- _TO DO_
Print the listing in its entirety and exactly, leaving out images.

━━━ DATASET

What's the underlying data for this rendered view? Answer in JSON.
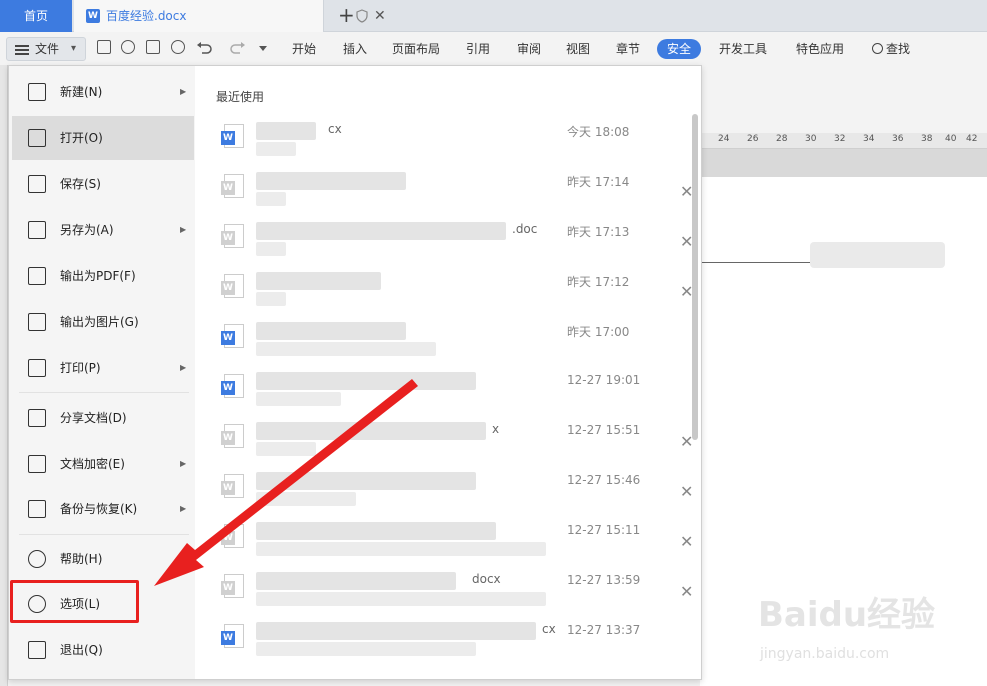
{
  "tabs": {
    "home": "首页",
    "doc_title": "百度经验.docx",
    "add": "+",
    "close": "✕"
  },
  "toolbar": {
    "file_label": "文件",
    "file_caret": "▾",
    "menus": [
      "开始",
      "插入",
      "页面布局",
      "引用",
      "审阅",
      "视图",
      "章节",
      "安全",
      "开发工具",
      "特色应用"
    ],
    "active_menu": "安全",
    "search_label": "查找"
  },
  "ruler": [
    "24",
    "26",
    "28",
    "30",
    "32",
    "34",
    "36",
    "38",
    "40",
    "42"
  ],
  "file_menu": {
    "items": [
      {
        "label": "新建(N)",
        "icon": "new-file-icon",
        "submenu": true
      },
      {
        "label": "打开(O)",
        "icon": "folder-open-icon",
        "submenu": false
      },
      {
        "label": "保存(S)",
        "icon": "save-icon",
        "submenu": false
      },
      {
        "label": "另存为(A)",
        "icon": "save-as-icon",
        "submenu": true
      },
      {
        "label": "输出为PDF(F)",
        "icon": "export-pdf-icon",
        "submenu": false
      },
      {
        "label": "输出为图片(G)",
        "icon": "export-image-icon",
        "submenu": false
      },
      {
        "label": "打印(P)",
        "icon": "printer-icon",
        "submenu": true
      },
      {
        "label": "分享文档(D)",
        "icon": "share-icon",
        "submenu": false
      },
      {
        "label": "文档加密(E)",
        "icon": "encrypt-icon",
        "submenu": true
      },
      {
        "label": "备份与恢复(K)",
        "icon": "backup-icon",
        "submenu": true
      },
      {
        "label": "帮助(H)",
        "icon": "help-icon",
        "submenu": false
      },
      {
        "label": "选项(L)",
        "icon": "gear-icon",
        "submenu": false
      },
      {
        "label": "退出(Q)",
        "icon": "exit-icon",
        "submenu": false
      }
    ],
    "submenu_arrow": "▶",
    "recent_title": "最近使用",
    "recent_files": [
      {
        "name_suffix": "cx",
        "time": "今天 18:08",
        "closable": false,
        "icon": "blue"
      },
      {
        "name_suffix": "",
        "time": "昨天 17:14",
        "closable": true,
        "icon": "gray"
      },
      {
        "name_suffix": ".doc",
        "time": "昨天 17:13",
        "closable": true,
        "icon": "gray"
      },
      {
        "name_suffix": "",
        "time": "昨天 17:12",
        "closable": true,
        "icon": "gray"
      },
      {
        "name_suffix": "",
        "time": "昨天 17:00",
        "closable": false,
        "icon": "blue"
      },
      {
        "name_suffix": "",
        "time": "12-27 19:01",
        "closable": false,
        "icon": "blue"
      },
      {
        "name_suffix": "x",
        "time": "12-27 15:51",
        "closable": true,
        "icon": "gray"
      },
      {
        "name_suffix": "",
        "time": "12-27 15:46",
        "closable": true,
        "icon": "gray"
      },
      {
        "name_suffix": "",
        "time": "12-27 15:11",
        "closable": true,
        "icon": "gray"
      },
      {
        "name_suffix": "docx",
        "time": "12-27 13:59",
        "closable": true,
        "icon": "gray"
      },
      {
        "name_suffix": "cx",
        "time": "12-27 13:37",
        "closable": false,
        "icon": "blue"
      }
    ]
  },
  "watermark": {
    "main": "Baidu经验",
    "sub": "jingyan.baidu.com"
  },
  "colors": {
    "accent": "#3d7be0",
    "annotation_red": "#e8201f"
  }
}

━━━━━━

- _SOLUTION TO THIS TASK_
What's the underlying data for this rendered view? Answer in JSON.
{
  "tabs": {
    "home": "首页",
    "doc_title": "百度经验.docx",
    "add": "+",
    "close": "✕"
  },
  "toolbar": {
    "file_label": "文件",
    "file_caret": "▾",
    "menus": [
      "开始",
      "插入",
      "页面布局",
      "引用",
      "审阅",
      "视图",
      "章节",
      "安全",
      "开发工具",
      "特色应用"
    ],
    "active_menu": "安全",
    "search_label": "查找"
  },
  "ruler": [
    "24",
    "26",
    "28",
    "30",
    "32",
    "34",
    "36",
    "38",
    "40",
    "42"
  ],
  "file_menu": {
    "items": [
      {
        "label": "新建(N)",
        "icon": "new-file-icon",
        "submenu": true
      },
      {
        "label": "打开(O)",
        "icon": "folder-open-icon",
        "submenu": false
      },
      {
        "label": "保存(S)",
        "icon": "save-icon",
        "submenu": false
      },
      {
        "label": "另存为(A)",
        "icon": "save-as-icon",
        "submenu": true
      },
      {
        "label": "输出为PDF(F)",
        "icon": "export-pdf-icon",
        "submenu": false
      },
      {
        "label": "输出为图片(G)",
        "icon": "export-image-icon",
        "submenu": false
      },
      {
        "label": "打印(P)",
        "icon": "printer-icon",
        "submenu": true
      },
      {
        "label": "分享文档(D)",
        "icon": "share-icon",
        "submenu": false
      },
      {
        "label": "文档加密(E)",
        "icon": "encrypt-icon",
        "submenu": true
      },
      {
        "label": "备份与恢复(K)",
        "icon": "backup-icon",
        "submenu": true
      },
      {
        "label": "帮助(H)",
        "icon": "help-icon",
        "submenu": false
      },
      {
        "label": "选项(L)",
        "icon": "gear-icon",
        "submenu": false
      },
      {
        "label": "退出(Q)",
        "icon": "exit-icon",
        "submenu": false
      }
    ],
    "submenu_arrow": "▶",
    "recent_title": "最近使用",
    "recent_files": [
      {
        "name_suffix": "cx",
        "time": "今天 18:08",
        "closable": false,
        "icon": "blue"
      },
      {
        "name_suffix": "",
        "time": "昨天 17:14",
        "closable": true,
        "icon": "gray"
      },
      {
        "name_suffix": ".doc",
        "time": "昨天 17:13",
        "closable": true,
        "icon": "gray"
      },
      {
        "name_suffix": "",
        "time": "昨天 17:12",
        "closable": true,
        "icon": "gray"
      },
      {
        "name_suffix": "",
        "time": "昨天 17:00",
        "closable": false,
        "icon": "blue"
      },
      {
        "name_suffix": "",
        "time": "12-27 19:01",
        "closable": false,
        "icon": "blue"
      },
      {
        "name_suffix": "x",
        "time": "12-27 15:51",
        "closable": true,
        "icon": "gray"
      },
      {
        "name_suffix": "",
        "time": "12-27 15:46",
        "closable": true,
        "icon": "gray"
      },
      {
        "name_suffix": "",
        "time": "12-27 15:11",
        "closable": true,
        "icon": "gray"
      },
      {
        "name_suffix": "docx",
        "time": "12-27 13:59",
        "closable": true,
        "icon": "gray"
      },
      {
        "name_suffix": "cx",
        "time": "12-27 13:37",
        "closable": false,
        "icon": "blue"
      }
    ]
  },
  "watermark": {
    "main": "Baidu经验",
    "sub": "jingyan.baidu.com"
  },
  "colors": {
    "accent": "#3d7be0",
    "annotation_red": "#e8201f"
  }
}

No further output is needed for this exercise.